# [Instructions to follow]
Rewrite every line of the data below as a numbered list, leaving out any blank lines.

╭─ Task material

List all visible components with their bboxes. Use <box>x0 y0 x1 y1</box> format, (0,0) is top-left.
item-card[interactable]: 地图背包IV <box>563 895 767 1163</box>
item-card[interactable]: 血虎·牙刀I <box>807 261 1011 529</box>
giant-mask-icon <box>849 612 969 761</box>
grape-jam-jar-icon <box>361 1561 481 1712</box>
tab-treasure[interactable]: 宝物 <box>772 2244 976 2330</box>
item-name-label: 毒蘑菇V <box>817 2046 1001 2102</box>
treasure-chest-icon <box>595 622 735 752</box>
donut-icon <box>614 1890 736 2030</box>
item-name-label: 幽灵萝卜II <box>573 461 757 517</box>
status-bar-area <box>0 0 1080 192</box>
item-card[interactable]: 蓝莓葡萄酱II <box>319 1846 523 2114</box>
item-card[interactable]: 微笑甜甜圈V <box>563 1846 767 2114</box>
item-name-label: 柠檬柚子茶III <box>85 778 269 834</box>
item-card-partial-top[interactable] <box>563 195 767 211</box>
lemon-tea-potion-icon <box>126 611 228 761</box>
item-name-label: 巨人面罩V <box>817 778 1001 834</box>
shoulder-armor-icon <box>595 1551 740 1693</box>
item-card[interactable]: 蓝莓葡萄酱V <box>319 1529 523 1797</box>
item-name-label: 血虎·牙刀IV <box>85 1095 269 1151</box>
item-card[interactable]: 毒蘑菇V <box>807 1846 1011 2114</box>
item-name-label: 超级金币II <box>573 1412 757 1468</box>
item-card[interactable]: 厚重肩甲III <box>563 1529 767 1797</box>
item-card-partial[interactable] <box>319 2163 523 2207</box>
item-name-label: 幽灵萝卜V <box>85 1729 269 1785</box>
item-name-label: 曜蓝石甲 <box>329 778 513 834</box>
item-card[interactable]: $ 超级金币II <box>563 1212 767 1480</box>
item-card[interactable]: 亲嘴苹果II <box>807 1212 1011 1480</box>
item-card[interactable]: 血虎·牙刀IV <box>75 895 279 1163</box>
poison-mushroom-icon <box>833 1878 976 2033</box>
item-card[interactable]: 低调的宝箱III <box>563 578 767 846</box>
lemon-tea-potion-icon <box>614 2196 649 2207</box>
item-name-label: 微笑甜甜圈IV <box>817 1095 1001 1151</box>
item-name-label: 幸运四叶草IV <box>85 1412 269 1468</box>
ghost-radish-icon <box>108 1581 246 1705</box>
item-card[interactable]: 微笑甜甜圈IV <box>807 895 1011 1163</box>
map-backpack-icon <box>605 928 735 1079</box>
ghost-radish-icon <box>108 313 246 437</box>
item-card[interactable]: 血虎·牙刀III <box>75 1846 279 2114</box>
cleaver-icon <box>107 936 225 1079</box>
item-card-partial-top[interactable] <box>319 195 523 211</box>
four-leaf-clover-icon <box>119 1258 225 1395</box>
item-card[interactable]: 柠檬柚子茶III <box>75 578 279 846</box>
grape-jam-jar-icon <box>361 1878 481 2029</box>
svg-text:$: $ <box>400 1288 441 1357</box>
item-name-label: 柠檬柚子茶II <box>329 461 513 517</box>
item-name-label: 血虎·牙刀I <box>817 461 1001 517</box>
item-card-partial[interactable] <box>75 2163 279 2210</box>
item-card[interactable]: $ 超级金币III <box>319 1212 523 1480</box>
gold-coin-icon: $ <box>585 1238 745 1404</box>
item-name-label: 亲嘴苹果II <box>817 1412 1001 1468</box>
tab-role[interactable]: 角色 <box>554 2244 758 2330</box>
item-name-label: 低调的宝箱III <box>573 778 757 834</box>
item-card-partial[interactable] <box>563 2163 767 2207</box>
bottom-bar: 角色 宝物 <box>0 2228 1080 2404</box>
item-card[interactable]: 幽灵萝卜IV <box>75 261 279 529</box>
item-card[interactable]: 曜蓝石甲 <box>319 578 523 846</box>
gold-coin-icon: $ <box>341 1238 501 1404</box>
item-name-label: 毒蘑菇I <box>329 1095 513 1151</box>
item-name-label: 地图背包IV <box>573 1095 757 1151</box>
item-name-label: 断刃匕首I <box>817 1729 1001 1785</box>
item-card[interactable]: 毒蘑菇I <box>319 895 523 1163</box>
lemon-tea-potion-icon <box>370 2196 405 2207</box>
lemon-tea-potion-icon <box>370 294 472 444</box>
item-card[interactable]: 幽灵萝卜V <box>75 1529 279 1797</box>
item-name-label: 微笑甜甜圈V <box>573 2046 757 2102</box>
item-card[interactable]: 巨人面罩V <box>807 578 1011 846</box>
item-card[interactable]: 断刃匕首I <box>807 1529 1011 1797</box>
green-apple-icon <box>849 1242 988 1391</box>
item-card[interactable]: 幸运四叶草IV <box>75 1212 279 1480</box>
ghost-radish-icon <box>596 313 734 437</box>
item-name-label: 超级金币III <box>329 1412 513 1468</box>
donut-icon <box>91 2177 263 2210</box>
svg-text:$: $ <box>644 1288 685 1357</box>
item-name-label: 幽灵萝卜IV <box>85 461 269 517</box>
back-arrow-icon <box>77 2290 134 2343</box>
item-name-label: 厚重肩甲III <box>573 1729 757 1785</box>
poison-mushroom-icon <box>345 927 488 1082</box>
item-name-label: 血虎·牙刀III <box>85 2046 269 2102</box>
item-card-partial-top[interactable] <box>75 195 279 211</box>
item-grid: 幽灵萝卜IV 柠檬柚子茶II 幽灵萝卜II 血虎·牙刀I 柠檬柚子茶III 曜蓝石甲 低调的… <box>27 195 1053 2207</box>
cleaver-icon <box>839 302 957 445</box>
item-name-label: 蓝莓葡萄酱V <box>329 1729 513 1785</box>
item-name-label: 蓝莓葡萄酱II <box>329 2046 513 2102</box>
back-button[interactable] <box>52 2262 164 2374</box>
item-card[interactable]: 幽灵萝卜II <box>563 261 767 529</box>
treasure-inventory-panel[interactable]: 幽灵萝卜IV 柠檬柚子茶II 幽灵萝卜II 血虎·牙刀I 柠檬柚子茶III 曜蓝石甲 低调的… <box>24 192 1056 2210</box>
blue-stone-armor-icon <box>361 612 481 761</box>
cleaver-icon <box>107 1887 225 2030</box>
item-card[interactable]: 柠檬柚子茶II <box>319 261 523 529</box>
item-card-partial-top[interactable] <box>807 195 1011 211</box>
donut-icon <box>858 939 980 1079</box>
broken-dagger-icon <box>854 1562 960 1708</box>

╰─

# [Exercise solution]
1. List all visible components with their bboxes. Use <box>x0 y0 x1 y1</box> format, (0,0) is top-left.
2. item-card[interactable]: 地图背包IV <box>563 895 767 1163</box>
3. item-card[interactable]: 血虎·牙刀I <box>807 261 1011 529</box>
4. giant-mask-icon <box>849 612 969 761</box>
5. grape-jam-jar-icon <box>361 1561 481 1712</box>
6. tab-treasure[interactable]: 宝物 <box>772 2244 976 2330</box>
7. item-name-label: 毒蘑菇V <box>817 2046 1001 2102</box>
8. treasure-chest-icon <box>595 622 735 752</box>
9. donut-icon <box>614 1890 736 2030</box>
10. item-name-label: 幽灵萝卜II <box>573 461 757 517</box>
11. status-bar-area <box>0 0 1080 192</box>
12. item-card[interactable]: 蓝莓葡萄酱II <box>319 1846 523 2114</box>
13. item-card[interactable]: 微笑甜甜圈V <box>563 1846 767 2114</box>
14. item-name-label: 柠檬柚子茶III <box>85 778 269 834</box>
15. item-card-partial-top[interactable] <box>563 195 767 211</box>
16. lemon-tea-potion-icon <box>126 611 228 761</box>
17. item-name-label: 巨人面罩V <box>817 778 1001 834</box>
18. shoulder-armor-icon <box>595 1551 740 1693</box>
19. item-card[interactable]: 蓝莓葡萄酱V <box>319 1529 523 1797</box>
20. item-name-label: 血虎·牙刀IV <box>85 1095 269 1151</box>
21. item-card[interactable]: 毒蘑菇V <box>807 1846 1011 2114</box>
22. item-name-label: 超级金币II <box>573 1412 757 1468</box>
23. item-card[interactable]: 厚重肩甲III <box>563 1529 767 1797</box>
24. item-card-partial[interactable] <box>319 2163 523 2207</box>
25. item-name-label: 幽灵萝卜V <box>85 1729 269 1785</box>
26. item-name-label: 曜蓝石甲 <box>329 778 513 834</box>
27. item-card[interactable]: $ 超级金币II <box>563 1212 767 1480</box>
28. item-card[interactable]: 亲嘴苹果II <box>807 1212 1011 1480</box>
29. item-card[interactable]: 血虎·牙刀IV <box>75 895 279 1163</box>
30. poison-mushroom-icon <box>833 1878 976 2033</box>
31. item-card[interactable]: 低调的宝箱III <box>563 578 767 846</box>
32. lemon-tea-potion-icon <box>614 2196 649 2207</box>
33. item-name-label: 微笑甜甜圈IV <box>817 1095 1001 1151</box>
34. item-name-label: 幸运四叶草IV <box>85 1412 269 1468</box>
35. ghost-radish-icon <box>108 1581 246 1705</box>
36. item-card[interactable]: 微笑甜甜圈IV <box>807 895 1011 1163</box>
37. map-backpack-icon <box>605 928 735 1079</box>
38. ghost-radish-icon <box>108 313 246 437</box>
39. item-card[interactable]: 血虎·牙刀III <box>75 1846 279 2114</box>
40. cleaver-icon <box>107 936 225 1079</box>
41. item-card-partial-top[interactable] <box>319 195 523 211</box>
42. four-leaf-clover-icon <box>119 1258 225 1395</box>
43. item-card[interactable]: 柠檬柚子茶III <box>75 578 279 846</box>
44. grape-jam-jar-icon <box>361 1878 481 2029</box>
45. svg-text:$: $ <box>400 1288 441 1357</box>
46. item-name-label: 柠檬柚子茶II <box>329 461 513 517</box>
47. item-name-label: 血虎·牙刀I <box>817 461 1001 517</box>
48. item-card-partial[interactable] <box>75 2163 279 2210</box>
49. item-card[interactable]: $ 超级金币III <box>319 1212 523 1480</box>
50. gold-coin-icon: $ <box>585 1238 745 1404</box>
51. item-name-label: 亲嘴苹果II <box>817 1412 1001 1468</box>
52. tab-role[interactable]: 角色 <box>554 2244 758 2330</box>
53. item-name-label: 低调的宝箱III <box>573 778 757 834</box>
54. item-card-partial[interactable] <box>563 2163 767 2207</box>
55. bottom-bar: 角色 宝物 <box>0 2228 1080 2404</box>
56. item-card[interactable]: 幽灵萝卜IV <box>75 261 279 529</box>
57. item-card[interactable]: 曜蓝石甲 <box>319 578 523 846</box>
58. gold-coin-icon: $ <box>341 1238 501 1404</box>
59. item-name-label: 毒蘑菇I <box>329 1095 513 1151</box>
60. item-name-label: 地图背包IV <box>573 1095 757 1151</box>
61. item-name-label: 断刃匕首I <box>817 1729 1001 1785</box>
62. item-card[interactable]: 毒蘑菇I <box>319 895 523 1163</box>
63. lemon-tea-potion-icon <box>370 2196 405 2207</box>
64. lemon-tea-potion-icon <box>370 294 472 444</box>
65. item-card[interactable]: 幽灵萝卜V <box>75 1529 279 1797</box>
66. item-name-label: 微笑甜甜圈V <box>573 2046 757 2102</box>
67. item-card[interactable]: 巨人面罩V <box>807 578 1011 846</box>
68. item-card[interactable]: 断刃匕首I <box>807 1529 1011 1797</box>
69. green-apple-icon <box>849 1242 988 1391</box>
70. item-card[interactable]: 幸运四叶草IV <box>75 1212 279 1480</box>
71. ghost-radish-icon <box>596 313 734 437</box>
72. item-name-label: 超级金币III <box>329 1412 513 1468</box>
73. donut-icon <box>91 2177 263 2210</box>
74. svg-text:$: $ <box>644 1288 685 1357</box>
75. item-name-label: 幽灵萝卜IV <box>85 461 269 517</box>
76. back-arrow-icon <box>77 2290 134 2343</box>
77. item-name-label: 厚重肩甲III <box>573 1729 757 1785</box>
78. poison-mushroom-icon <box>345 927 488 1082</box>
79. item-name-label: 血虎·牙刀III <box>85 2046 269 2102</box>
80. item-card-partial-top[interactable] <box>75 195 279 211</box>
81. item-grid: 幽灵萝卜IV 柠檬柚子茶II 幽灵萝卜II 血虎·牙刀I 柠檬柚子茶III 曜蓝石甲 低调的… <box>27 195 1053 2207</box>
82. cleaver-icon <box>839 302 957 445</box>
83. item-name-label: 蓝莓葡萄酱V <box>329 1729 513 1785</box>
84. item-name-label: 蓝莓葡萄酱II <box>329 2046 513 2102</box>
85. back-button[interactable] <box>52 2262 164 2374</box>
86. item-card[interactable]: 幽灵萝卜II <box>563 261 767 529</box>
87. treasure-inventory-panel[interactable]: 幽灵萝卜IV 柠檬柚子茶II 幽灵萝卜II 血虎·牙刀I 柠檬柚子茶III 曜蓝石甲 低调的… <box>24 192 1056 2210</box>
88. blue-stone-armor-icon <box>361 612 481 761</box>
89. cleaver-icon <box>107 1887 225 2030</box>
90. item-card[interactable]: 柠檬柚子茶II <box>319 261 523 529</box>
91. item-card-partial-top[interactable] <box>807 195 1011 211</box>
92. donut-icon <box>858 939 980 1079</box>
93. broken-dagger-icon <box>854 1562 960 1708</box>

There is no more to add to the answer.